-- WHAT YOU WILL DO --
Reproduce the listing word for word. Skip any image.

========================================================================

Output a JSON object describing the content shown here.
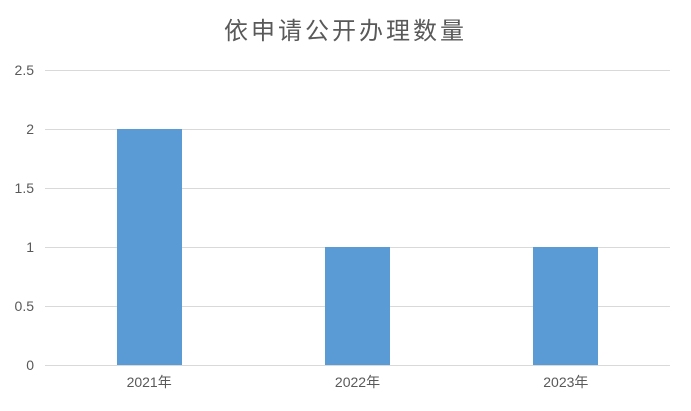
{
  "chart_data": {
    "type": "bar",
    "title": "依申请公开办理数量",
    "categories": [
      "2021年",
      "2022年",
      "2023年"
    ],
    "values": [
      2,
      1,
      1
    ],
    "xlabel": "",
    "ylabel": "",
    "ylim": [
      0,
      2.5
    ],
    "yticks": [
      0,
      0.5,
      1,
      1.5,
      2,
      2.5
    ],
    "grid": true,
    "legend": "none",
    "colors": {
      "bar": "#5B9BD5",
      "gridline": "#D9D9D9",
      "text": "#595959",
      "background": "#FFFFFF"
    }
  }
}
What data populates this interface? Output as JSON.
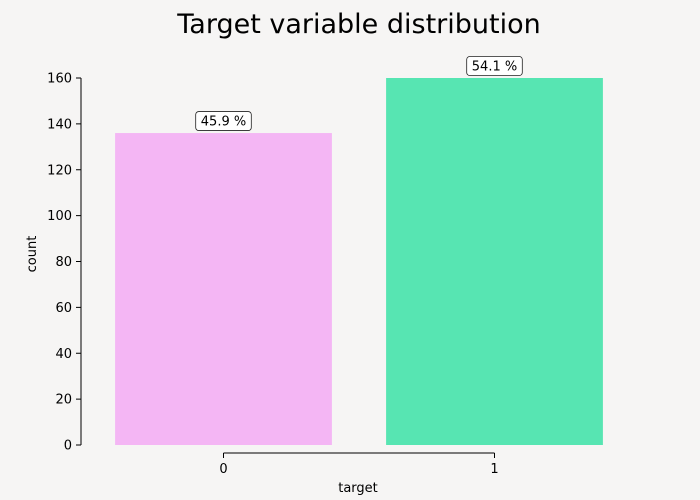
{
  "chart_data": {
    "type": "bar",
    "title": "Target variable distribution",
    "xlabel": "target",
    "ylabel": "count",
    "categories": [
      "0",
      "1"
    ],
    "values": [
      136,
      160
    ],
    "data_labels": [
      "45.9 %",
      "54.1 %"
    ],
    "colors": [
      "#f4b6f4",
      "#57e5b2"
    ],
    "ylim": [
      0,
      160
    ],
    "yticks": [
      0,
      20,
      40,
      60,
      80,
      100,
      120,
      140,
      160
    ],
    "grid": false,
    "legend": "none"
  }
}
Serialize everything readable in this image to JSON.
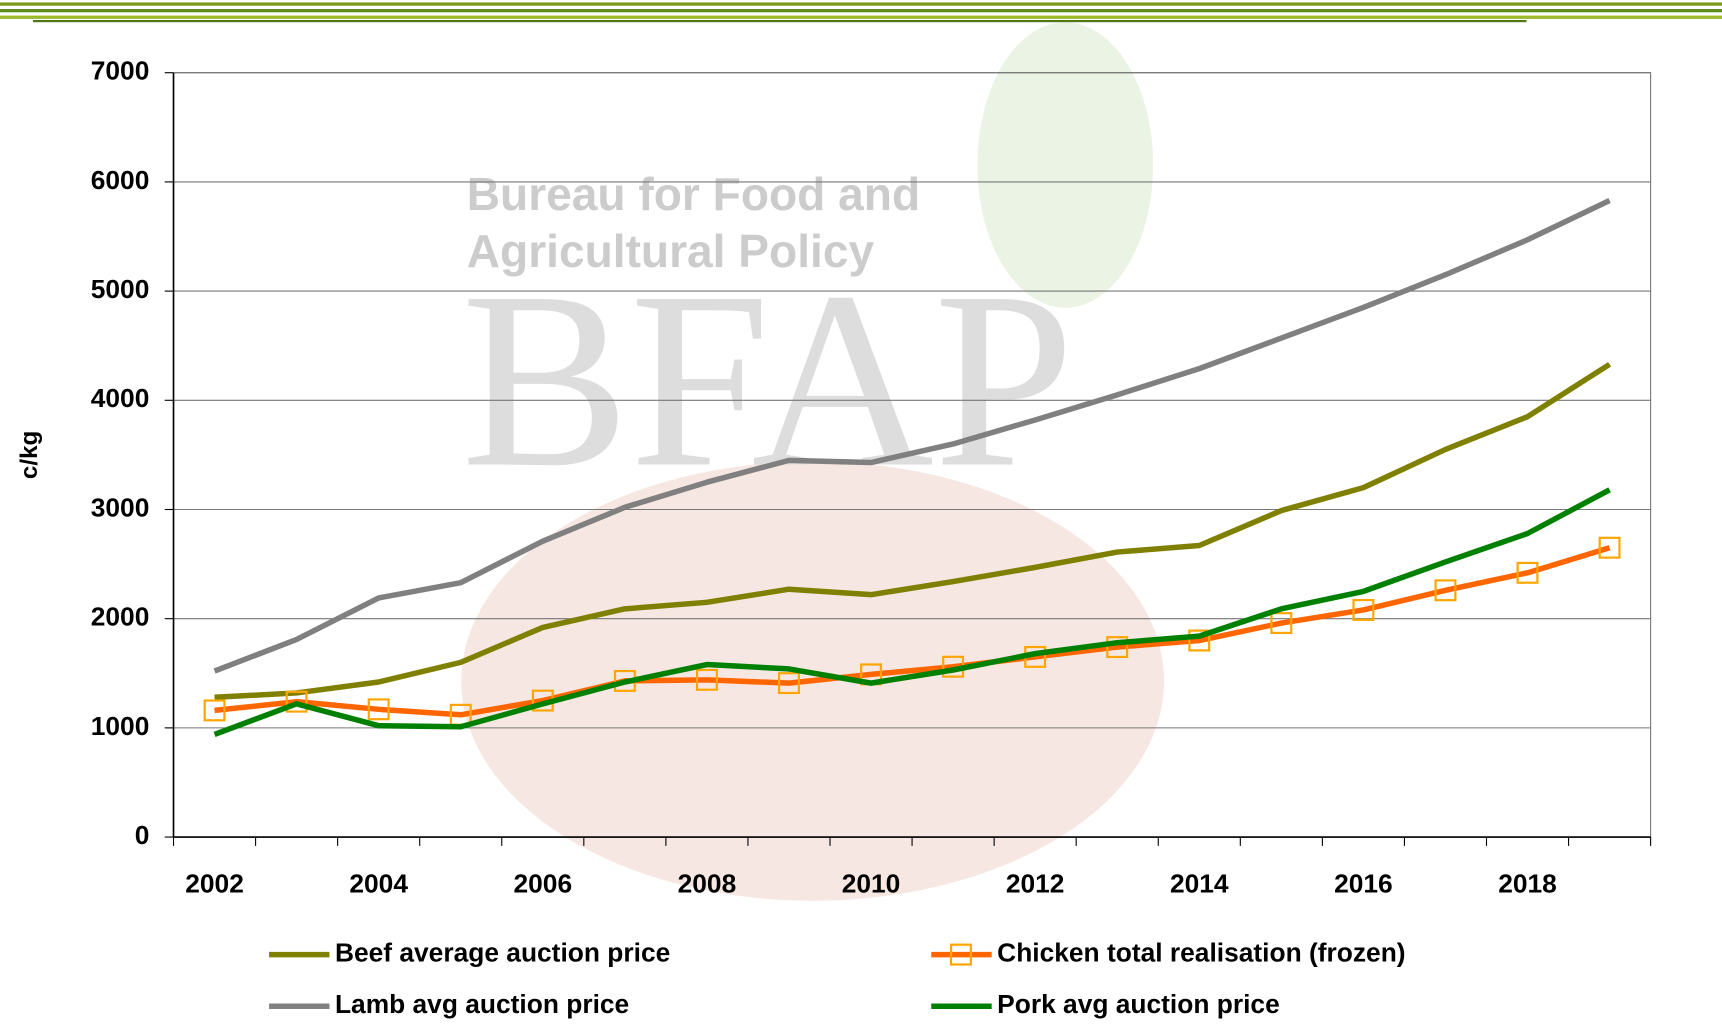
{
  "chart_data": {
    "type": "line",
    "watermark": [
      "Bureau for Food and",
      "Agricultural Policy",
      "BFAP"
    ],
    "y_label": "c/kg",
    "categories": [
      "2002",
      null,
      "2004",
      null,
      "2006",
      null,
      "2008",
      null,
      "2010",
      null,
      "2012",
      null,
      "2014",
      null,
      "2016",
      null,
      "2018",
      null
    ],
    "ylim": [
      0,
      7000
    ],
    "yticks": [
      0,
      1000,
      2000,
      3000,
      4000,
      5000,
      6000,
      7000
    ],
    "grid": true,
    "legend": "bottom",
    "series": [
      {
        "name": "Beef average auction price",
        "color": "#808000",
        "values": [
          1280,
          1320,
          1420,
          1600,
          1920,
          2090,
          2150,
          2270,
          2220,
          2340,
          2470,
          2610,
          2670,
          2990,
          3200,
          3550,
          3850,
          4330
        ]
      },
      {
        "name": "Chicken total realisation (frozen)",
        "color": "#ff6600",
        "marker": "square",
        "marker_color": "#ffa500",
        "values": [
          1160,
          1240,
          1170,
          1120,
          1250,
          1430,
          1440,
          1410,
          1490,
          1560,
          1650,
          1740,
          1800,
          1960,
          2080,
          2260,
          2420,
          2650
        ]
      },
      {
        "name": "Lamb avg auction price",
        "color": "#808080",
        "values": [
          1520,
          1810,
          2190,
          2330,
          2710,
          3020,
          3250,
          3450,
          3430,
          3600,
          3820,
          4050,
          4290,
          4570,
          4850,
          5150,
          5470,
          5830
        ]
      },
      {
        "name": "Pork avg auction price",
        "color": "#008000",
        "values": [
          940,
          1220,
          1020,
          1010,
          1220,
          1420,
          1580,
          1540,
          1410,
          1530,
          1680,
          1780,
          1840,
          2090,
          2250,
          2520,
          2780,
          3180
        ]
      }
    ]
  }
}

========================================================================

-- WRITTEN RESPONSE --
Output a JSON object describing the content shown here.
{
  "chart_data": {
    "type": "bar",
    "title": "依申请公开办理数量",
    "categories": [
      "2021年",
      "2022年",
      "2023年"
    ],
    "values": [
      2,
      1,
      1
    ],
    "xlabel": "",
    "ylabel": "",
    "ylim": [
      0,
      2.5
    ],
    "yticks": [
      0,
      0.5,
      1,
      1.5,
      2,
      2.5
    ],
    "grid": true,
    "legend": "none",
    "colors": {
      "bar": "#5B9BD5",
      "gridline": "#D9D9D9",
      "text": "#595959",
      "background": "#FFFFFF"
    }
  }
}
What data populates this interface? Output as JSON.
{
  "chart_data": {
    "type": "bar",
    "title": "Target variable distribution",
    "xlabel": "target",
    "ylabel": "count",
    "categories": [
      "0",
      "1"
    ],
    "values": [
      136,
      160
    ],
    "data_labels": [
      "45.9 %",
      "54.1 %"
    ],
    "colors": [
      "#f4b6f4",
      "#57e5b2"
    ],
    "ylim": [
      0,
      160
    ],
    "yticks": [
      0,
      20,
      40,
      60,
      80,
      100,
      120,
      140,
      160
    ],
    "grid": false,
    "legend": "none"
  }
}
Serialize everything readable in this image to JSON.
{
  "chart_data": {
    "type": "line",
    "watermark": [
      "Bureau for Food and",
      "Agricultural Policy",
      "BFAP"
    ],
    "y_label": "c/kg",
    "categories": [
      "2002",
      null,
      "2004",
      null,
      "2006",
      null,
      "2008",
      null,
      "2010",
      null,
      "2012",
      null,
      "2014",
      null,
      "2016",
      null,
      "2018",
      null
    ],
    "ylim": [
      0,
      7000
    ],
    "yticks": [
      0,
      1000,
      2000,
      3000,
      4000,
      5000,
      6000,
      7000
    ],
    "grid": true,
    "legend": "bottom",
    "series": [
      {
        "name": "Beef average auction price",
        "color": "#808000",
        "values": [
          1280,
          1320,
          1420,
          1600,
          1920,
          2090,
          2150,
          2270,
          2220,
          2340,
          2470,
          2610,
          2670,
          2990,
          3200,
          3550,
          3850,
          4330
        ]
      },
      {
        "name": "Chicken total realisation (frozen)",
        "color": "#ff6600",
        "marker": "square",
        "marker_color": "#ffa500",
        "values": [
          1160,
          1240,
          1170,
          1120,
          1250,
          1430,
          1440,
          1410,
          1490,
          1560,
          1650,
          1740,
          1800,
          1960,
          2080,
          2260,
          2420,
          2650
        ]
      },
      {
        "name": "Lamb avg auction price",
        "color": "#808080",
        "values": [
          1520,
          1810,
          2190,
          2330,
          2710,
          3020,
          3250,
          3450,
          3430,
          3600,
          3820,
          4050,
          4290,
          4570,
          4850,
          5150,
          5470,
          5830
        ]
      },
      {
        "name": "Pork avg auction price",
        "color": "#008000",
        "values": [
          940,
          1220,
          1020,
          1010,
          1220,
          1420,
          1580,
          1540,
          1410,
          1530,
          1680,
          1780,
          1840,
          2090,
          2250,
          2520,
          2780,
          3180
        ]
      }
    ]
  }
}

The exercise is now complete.